(Dataset items)
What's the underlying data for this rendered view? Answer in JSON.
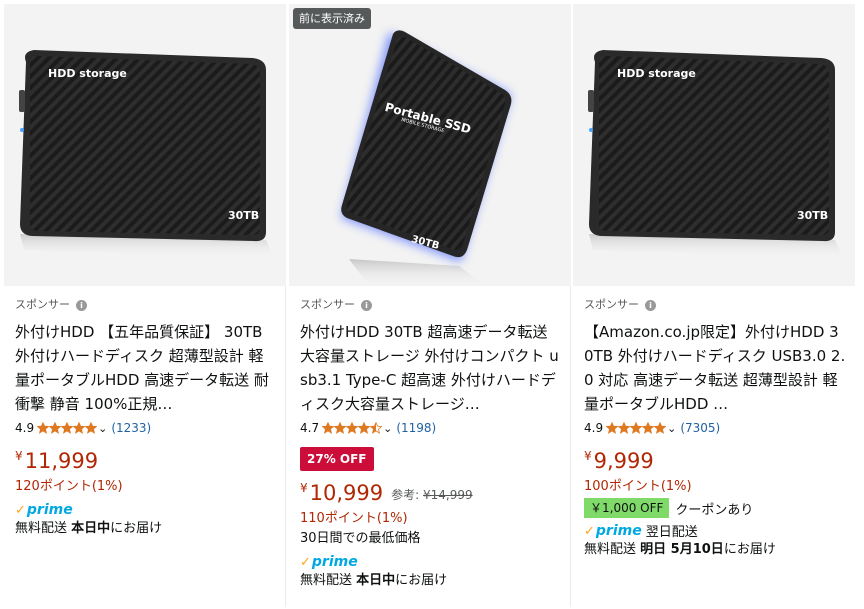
{
  "cards": [
    {
      "image_label_top": "HDD storage",
      "image_label_capacity": "30TB",
      "sponsored": "スポンサー",
      "title": "外付けHDD 【五年品質保証】 30TB 外付けハードディスク 超薄型設計 軽量ポータブルHDD 高速データ転送 耐衝撃 静音 100%正規…",
      "rating": "4.9",
      "stars": 5,
      "reviews": "(1233)",
      "yen": "¥",
      "price": "11,999",
      "points": "120ポイント(1%)",
      "prime": "prime",
      "delivery_prefix": "無料配送 ",
      "delivery_bold": "本日中",
      "delivery_suffix": "にお届け"
    },
    {
      "viewed_badge": "前に表示済み",
      "image_label_top": "Portable SSD",
      "image_label_sub": "MOBILE STORAGE",
      "image_label_capacity": "30TB",
      "sponsored": "スポンサー",
      "title": "外付けHDD 30TB 超高速データ転送 大容量ストレージ 外付けコンパクト usb3.1 Type-C 超高速 外付けハードディスク大容量ストレージ…",
      "rating": "4.7",
      "stars": 4.5,
      "reviews": "(1198)",
      "deal_badge": "27% OFF",
      "yen": "¥",
      "price": "10,999",
      "ref_label": "参考: ",
      "ref_price": "¥14,999",
      "points": "110ポイント(1%)",
      "lowest": "30日間での最低価格",
      "prime": "prime",
      "delivery_prefix": "無料配送 ",
      "delivery_bold": "本日中",
      "delivery_suffix": "にお届け"
    },
    {
      "image_label_top": "HDD storage",
      "image_label_capacity": "30TB",
      "sponsored": "スポンサー",
      "title": "【Amazon.co.jp限定】外付けHDD 30TB 外付けハードディスク USB3.0 2.0 対応 高速データ転送 超薄型設計 軽量ポータブルHDD …",
      "rating": "4.9",
      "stars": 5,
      "reviews": "(7305)",
      "yen": "¥",
      "price": "9,999",
      "points": "100ポイント(1%)",
      "coupon": "￥1,000 OFF",
      "coupon_text": "クーポンあり",
      "prime": "prime",
      "prime_extra": "翌日配送",
      "delivery_prefix": "無料配送 ",
      "delivery_bold": "明日 5月10日",
      "delivery_suffix": "にお届け"
    }
  ],
  "colors": {
    "price": "#b12704",
    "star": "#de7921",
    "link": "#2162a1",
    "deal": "#cc0c39",
    "coupon": "#7fda69",
    "prime_blue": "#00a8e1",
    "prime_check": "#ffa41c"
  }
}
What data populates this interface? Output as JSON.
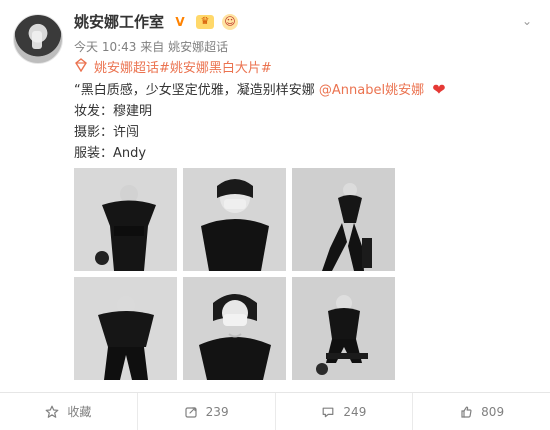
{
  "post": {
    "author": "姚安娜工作室",
    "badges": [
      {
        "name": "verified-icon",
        "glyph": "V"
      },
      {
        "name": "crown-icon",
        "glyph": "♛"
      },
      {
        "name": "fan-face-icon",
        "glyph": "☺"
      }
    ],
    "time": "今天 10:43",
    "source_prefix": "来自",
    "source_name": "姚安娜超话",
    "topic_icon": "diamond-icon",
    "topic_text": "姚安娜超话#姚安娜黑白大片#",
    "text_lead": "“黑白质感，少女坚定优雅，凝造别样安娜",
    "mention": "@Annabel姚安娜",
    "lines": [
      "妆发：穆建明",
      "摄影：许闯",
      "服装：Andy"
    ]
  },
  "footer": {
    "favorite_label": "收藏",
    "repost_count": "239",
    "comment_count": "249",
    "like_count": "809"
  },
  "colors": {
    "accent": "#eb7350",
    "verified": "#ff8200",
    "heart": "#e53935",
    "muted": "#808080"
  }
}
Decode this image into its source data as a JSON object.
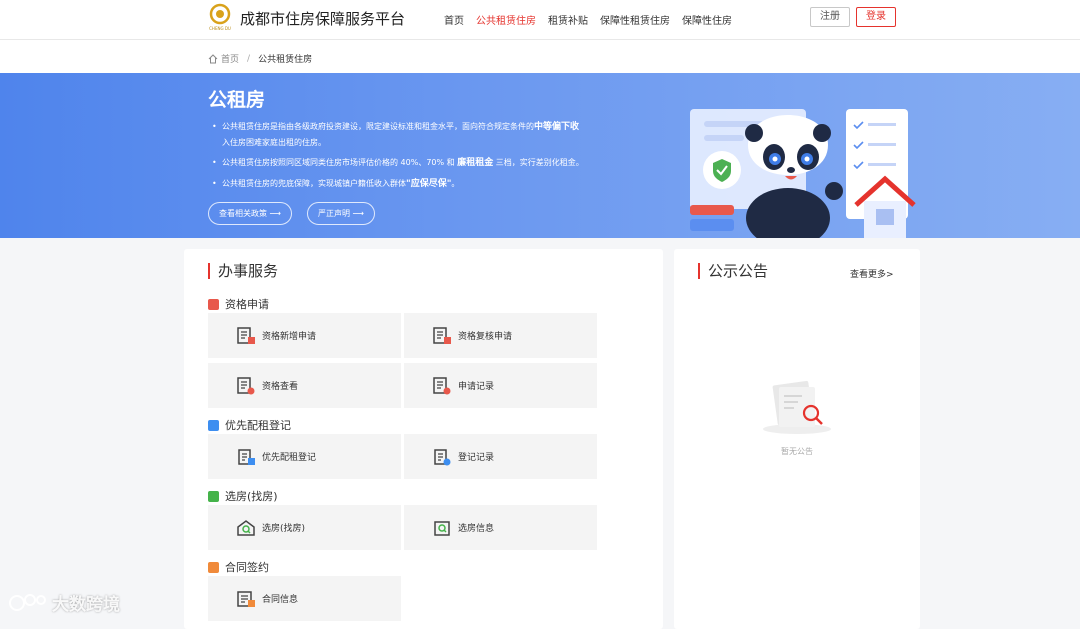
{
  "header": {
    "logo_text": "CHENG DU",
    "site_title": "成都市住房保障服务平台",
    "nav": [
      {
        "label": "首页",
        "active": false
      },
      {
        "label": "公共租赁住房",
        "active": true
      },
      {
        "label": "租赁补贴",
        "active": false
      },
      {
        "label": "保障性租赁住房",
        "active": false
      },
      {
        "label": "保障性住房",
        "active": false
      }
    ],
    "register_label": "注册",
    "login_label": "登录"
  },
  "breadcrumb": {
    "home": "首页",
    "separator": "/",
    "current": "公共租赁住房"
  },
  "banner": {
    "title": "公租房",
    "bullets": [
      {
        "pre": "公共租赁住房是指由各级政府投资建设，限定建设标准和租金水平，面向符合规定条件的",
        "bold": "中等偏下收",
        "post": "入住房困难家庭出租的住房。"
      },
      {
        "pre": "公共租赁住房按照同区域同类住房市场评估价格的 40%、70% 和",
        "bold": "廉租租金",
        "post": "三档，实行差别化租金。"
      },
      {
        "pre": "公共租赁住房的兜底保障，实现城镇户籍低收入群体",
        "bold": "\"应保尽保\"",
        "post": "。"
      }
    ],
    "btn_policy": "查看相关政策 ⟶",
    "btn_statement": "严正声明 ⟶"
  },
  "services": {
    "title": "办事服务",
    "sections": [
      {
        "title": "资格申请",
        "color": "#e8584b",
        "items": [
          "资格新增申请",
          "资格复核申请",
          "资格查看",
          "申请记录"
        ]
      },
      {
        "title": "优先配租登记",
        "color": "#3d8ef0",
        "items": [
          "优先配租登记",
          "登记记录"
        ]
      },
      {
        "title": "选房(找房)",
        "color": "#45b34a",
        "items": [
          "选房(找房)",
          "选房信息"
        ]
      },
      {
        "title": "合同签约",
        "color": "#f08a3a",
        "items": [
          "合同信息"
        ]
      }
    ]
  },
  "notice": {
    "title": "公示公告",
    "more": "查看更多>",
    "empty": "暂无公告"
  },
  "watermark": "大数跨境",
  "colors": {
    "accent": "#e5332d",
    "banner_start": "#4f84ec",
    "banner_end": "#87aef3"
  }
}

### EXERCISE REQUIREMENTS
Transcribe the records word for word and include no pictures.

### CORRECT OUTPUT
What's the underlying data for this rendered view? Answer in JSON.
{
  "cards": [
    {
      "image_label_top": "HDD storage",
      "image_label_capacity": "30TB",
      "sponsored": "スポンサー",
      "title": "外付けHDD 【五年品質保証】 30TB 外付けハードディスク 超薄型設計 軽量ポータブルHDD 高速データ転送 耐衝撃 静音 100%正規…",
      "rating": "4.9",
      "stars": 5,
      "reviews": "(1233)",
      "yen": "¥",
      "price": "11,999",
      "points": "120ポイント(1%)",
      "prime": "prime",
      "delivery_prefix": "無料配送 ",
      "delivery_bold": "本日中",
      "delivery_suffix": "にお届け"
    },
    {
      "viewed_badge": "前に表示済み",
      "image_label_top": "Portable SSD",
      "image_label_sub": "MOBILE STORAGE",
      "image_label_capacity": "30TB",
      "sponsored": "スポンサー",
      "title": "外付けHDD 30TB 超高速データ転送 大容量ストレージ 外付けコンパクト usb3.1 Type-C 超高速 外付けハードディスク大容量ストレージ…",
      "rating": "4.7",
      "stars": 4.5,
      "reviews": "(1198)",
      "deal_badge": "27% OFF",
      "yen": "¥",
      "price": "10,999",
      "ref_label": "参考: ",
      "ref_price": "¥14,999",
      "points": "110ポイント(1%)",
      "lowest": "30日間での最低価格",
      "prime": "prime",
      "delivery_prefix": "無料配送 ",
      "delivery_bold": "本日中",
      "delivery_suffix": "にお届け"
    },
    {
      "image_label_top": "HDD storage",
      "image_label_capacity": "30TB",
      "sponsored": "スポンサー",
      "title": "【Amazon.co.jp限定】外付けHDD 30TB 外付けハードディスク USB3.0 2.0 対応 高速データ転送 超薄型設計 軽量ポータブルHDD …",
      "rating": "4.9",
      "stars": 5,
      "reviews": "(7305)",
      "yen": "¥",
      "price": "9,999",
      "points": "100ポイント(1%)",
      "coupon": "￥1,000 OFF",
      "coupon_text": "クーポンあり",
      "prime": "prime",
      "prime_extra": "翌日配送",
      "delivery_prefix": "無料配送 ",
      "delivery_bold": "明日 5月10日",
      "delivery_suffix": "にお届け"
    }
  ],
  "colors": {
    "price": "#b12704",
    "star": "#de7921",
    "link": "#2162a1",
    "deal": "#cc0c39",
    "coupon": "#7fda69",
    "prime_blue": "#00a8e1",
    "prime_check": "#ffa41c"
  }
}
What data populates this interface? Output as JSON.
{
  "post": {
    "author": "姚安娜工作室",
    "badges": [
      {
        "name": "verified-icon",
        "glyph": "V"
      },
      {
        "name": "crown-icon",
        "glyph": "♛"
      },
      {
        "name": "fan-face-icon",
        "glyph": "☺"
      }
    ],
    "time": "今天 10:43",
    "source_prefix": "来自",
    "source_name": "姚安娜超话",
    "topic_icon": "diamond-icon",
    "topic_text": "姚安娜超话#姚安娜黑白大片#",
    "text_lead": "“黑白质感，少女坚定优雅，凝造别样安娜",
    "mention": "@Annabel姚安娜",
    "lines": [
      "妆发：穆建明",
      "摄影：许闯",
      "服装：Andy"
    ]
  },
  "footer": {
    "favorite_label": "收藏",
    "repost_count": "239",
    "comment_count": "249",
    "like_count": "809"
  },
  "colors": {
    "accent": "#eb7350",
    "verified": "#ff8200",
    "heart": "#e53935",
    "muted": "#808080"
  }
}
Decode this image into its source data as a JSON object.
{
  "header": {
    "logo_text": "CHENG DU",
    "site_title": "成都市住房保障服务平台",
    "nav": [
      {
        "label": "首页",
        "active": false
      },
      {
        "label": "公共租赁住房",
        "active": true
      },
      {
        "label": "租赁补贴",
        "active": false
      },
      {
        "label": "保障性租赁住房",
        "active": false
      },
      {
        "label": "保障性住房",
        "active": false
      }
    ],
    "register_label": "注册",
    "login_label": "登录"
  },
  "breadcrumb": {
    "home": "首页",
    "separator": "/",
    "current": "公共租赁住房"
  },
  "banner": {
    "title": "公租房",
    "bullets": [
      {
        "pre": "公共租赁住房是指由各级政府投资建设，限定建设标准和租金水平，面向符合规定条件的",
        "bold": "中等偏下收",
        "post": "入住房困难家庭出租的住房。"
      },
      {
        "pre": "公共租赁住房按照同区域同类住房市场评估价格的 40%、70% 和",
        "bold": "廉租租金",
        "post": "三档，实行差别化租金。"
      },
      {
        "pre": "公共租赁住房的兜底保障，实现城镇户籍低收入群体",
        "bold": "\"应保尽保\"",
        "post": "。"
      }
    ],
    "btn_policy": "查看相关政策 ⟶",
    "btn_statement": "严正声明 ⟶"
  },
  "services": {
    "title": "办事服务",
    "sections": [
      {
        "title": "资格申请",
        "color": "#e8584b",
        "items": [
          "资格新增申请",
          "资格复核申请",
          "资格查看",
          "申请记录"
        ]
      },
      {
        "title": "优先配租登记",
        "color": "#3d8ef0",
        "items": [
          "优先配租登记",
          "登记记录"
        ]
      },
      {
        "title": "选房(找房)",
        "color": "#45b34a",
        "items": [
          "选房(找房)",
          "选房信息"
        ]
      },
      {
        "title": "合同签约",
        "color": "#f08a3a",
        "items": [
          "合同信息"
        ]
      }
    ]
  },
  "notice": {
    "title": "公示公告",
    "more": "查看更多>",
    "empty": "暂无公告"
  },
  "watermark": "大数跨境",
  "colors": {
    "accent": "#e5332d",
    "banner_start": "#4f84ec",
    "banner_end": "#87aef3"
  }
}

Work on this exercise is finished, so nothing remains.